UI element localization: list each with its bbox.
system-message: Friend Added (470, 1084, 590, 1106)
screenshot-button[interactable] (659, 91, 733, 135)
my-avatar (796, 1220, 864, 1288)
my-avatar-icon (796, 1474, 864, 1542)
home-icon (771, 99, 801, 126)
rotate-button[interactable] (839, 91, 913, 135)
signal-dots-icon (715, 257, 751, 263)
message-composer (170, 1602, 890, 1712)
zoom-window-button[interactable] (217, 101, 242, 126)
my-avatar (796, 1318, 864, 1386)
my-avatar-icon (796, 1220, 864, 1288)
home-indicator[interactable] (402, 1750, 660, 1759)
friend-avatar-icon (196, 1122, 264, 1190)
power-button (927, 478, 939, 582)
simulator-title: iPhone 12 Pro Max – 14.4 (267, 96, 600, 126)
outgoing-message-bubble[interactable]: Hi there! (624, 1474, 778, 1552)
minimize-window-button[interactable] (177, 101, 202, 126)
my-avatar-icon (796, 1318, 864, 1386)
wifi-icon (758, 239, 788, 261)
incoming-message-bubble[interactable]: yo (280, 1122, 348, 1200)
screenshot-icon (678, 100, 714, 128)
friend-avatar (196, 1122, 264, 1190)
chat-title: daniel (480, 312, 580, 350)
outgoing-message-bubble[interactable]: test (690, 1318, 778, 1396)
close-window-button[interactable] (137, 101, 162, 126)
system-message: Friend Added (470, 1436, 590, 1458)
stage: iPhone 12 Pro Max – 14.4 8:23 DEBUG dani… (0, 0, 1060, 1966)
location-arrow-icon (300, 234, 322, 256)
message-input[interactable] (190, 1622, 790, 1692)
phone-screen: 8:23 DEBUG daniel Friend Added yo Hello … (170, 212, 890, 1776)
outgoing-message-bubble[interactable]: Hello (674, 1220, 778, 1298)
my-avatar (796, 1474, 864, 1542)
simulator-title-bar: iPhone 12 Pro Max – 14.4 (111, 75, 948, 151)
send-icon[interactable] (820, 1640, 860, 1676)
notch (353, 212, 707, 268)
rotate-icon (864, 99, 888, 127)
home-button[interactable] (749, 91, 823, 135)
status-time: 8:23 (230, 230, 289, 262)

* _TASK INSTRUCTIONS_
Copy everything from the start of the records down to the line containing "system-message: Friend Added (470, 1436, 590, 1458)", substituting "wireless-icon" for "wifi-icon" and keeping everything else the same.

* _PROBLEM SOLUTION_
UI element localization: list each with its bbox.
system-message: Friend Added (470, 1084, 590, 1106)
screenshot-button[interactable] (659, 91, 733, 135)
my-avatar (796, 1220, 864, 1288)
my-avatar-icon (796, 1474, 864, 1542)
home-icon (771, 99, 801, 126)
rotate-button[interactable] (839, 91, 913, 135)
signal-dots-icon (715, 257, 751, 263)
message-composer (170, 1602, 890, 1712)
zoom-window-button[interactable] (217, 101, 242, 126)
my-avatar (796, 1318, 864, 1386)
my-avatar-icon (796, 1220, 864, 1288)
home-indicator[interactable] (402, 1750, 660, 1759)
friend-avatar-icon (196, 1122, 264, 1190)
power-button (927, 478, 939, 582)
simulator-title: iPhone 12 Pro Max – 14.4 (267, 96, 600, 126)
outgoing-message-bubble[interactable]: Hi there! (624, 1474, 778, 1552)
minimize-window-button[interactable] (177, 101, 202, 126)
my-avatar-icon (796, 1318, 864, 1386)
wireless-icon (758, 239, 788, 261)
incoming-message-bubble[interactable]: yo (280, 1122, 348, 1200)
screenshot-icon (678, 100, 714, 128)
friend-avatar (196, 1122, 264, 1190)
chat-title: daniel (480, 312, 580, 350)
outgoing-message-bubble[interactable]: test (690, 1318, 778, 1396)
close-window-button[interactable] (137, 101, 162, 126)
system-message: Friend Added (470, 1436, 590, 1458)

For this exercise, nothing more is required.